What you need to do
Transcribe the lines below verbatim, skipping the images.

───── Source data

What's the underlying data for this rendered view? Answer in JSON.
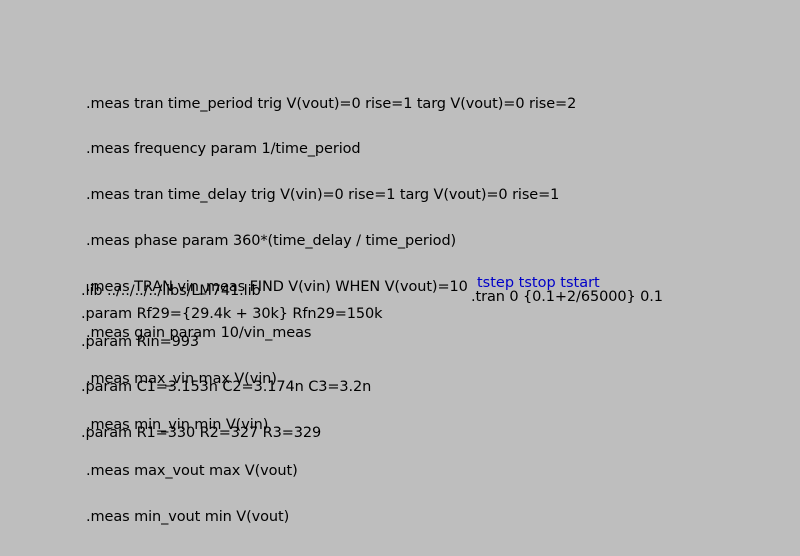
{
  "colors": {
    "background": "#bebebe",
    "text": "#000000",
    "hint": "#0000c8"
  },
  "directives": {
    "meas": [
      ".meas tran time_period trig V(vout)=0 rise=1 targ V(vout)=0 rise=2",
      ".meas frequency param 1/time_period",
      ".meas tran time_delay trig V(vin)=0 rise=1 targ V(vout)=0 rise=1",
      ".meas phase param 360*(time_delay / time_period)",
      ".meas TRAN vin_meas FIND V(vin) WHEN V(vout)=10",
      ".meas gain param 10/vin_meas",
      ".meas max_vin max V(vin)",
      ".meas min_vin min V(vin)",
      ".meas max_vout max V(vout)",
      ".meas min_vout min V(vout)"
    ],
    "lib": ".lib ../../../../libs/LM741.lib",
    "param_rf": ".param Rf29={29.4k + 30k} Rfn29=150k",
    "params": [
      ".param Rin=993",
      ".param C1=3.153n C2=3.174n C3=3.2n",
      ".param R1=330 R2=327 R3=329"
    ],
    "tran": ".tran 0 {0.1+2/65000} 0.1",
    "tran_hint": "tstep tstop tstart"
  }
}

──────────

Result
What's the underlying data for this rendered view? Answer in JSON.
{
  "colors": {
    "background": "#bebebe",
    "text": "#000000",
    "hint": "#0000c8"
  },
  "directives": {
    "meas": [
      ".meas tran time_period trig V(vout)=0 rise=1 targ V(vout)=0 rise=2",
      ".meas frequency param 1/time_period",
      ".meas tran time_delay trig V(vin)=0 rise=1 targ V(vout)=0 rise=1",
      ".meas phase param 360*(time_delay / time_period)",
      ".meas TRAN vin_meas FIND V(vin) WHEN V(vout)=10",
      ".meas gain param 10/vin_meas",
      ".meas max_vin max V(vin)",
      ".meas min_vin min V(vin)",
      ".meas max_vout max V(vout)",
      ".meas min_vout min V(vout)"
    ],
    "lib": ".lib ../../../../libs/LM741.lib",
    "param_rf": ".param Rf29={29.4k + 30k} Rfn29=150k",
    "params": [
      ".param Rin=993",
      ".param C1=3.153n C2=3.174n C3=3.2n",
      ".param R1=330 R2=327 R3=329"
    ],
    "tran": ".tran 0 {0.1+2/65000} 0.1",
    "tran_hint": "tstep tstop tstart"
  }
}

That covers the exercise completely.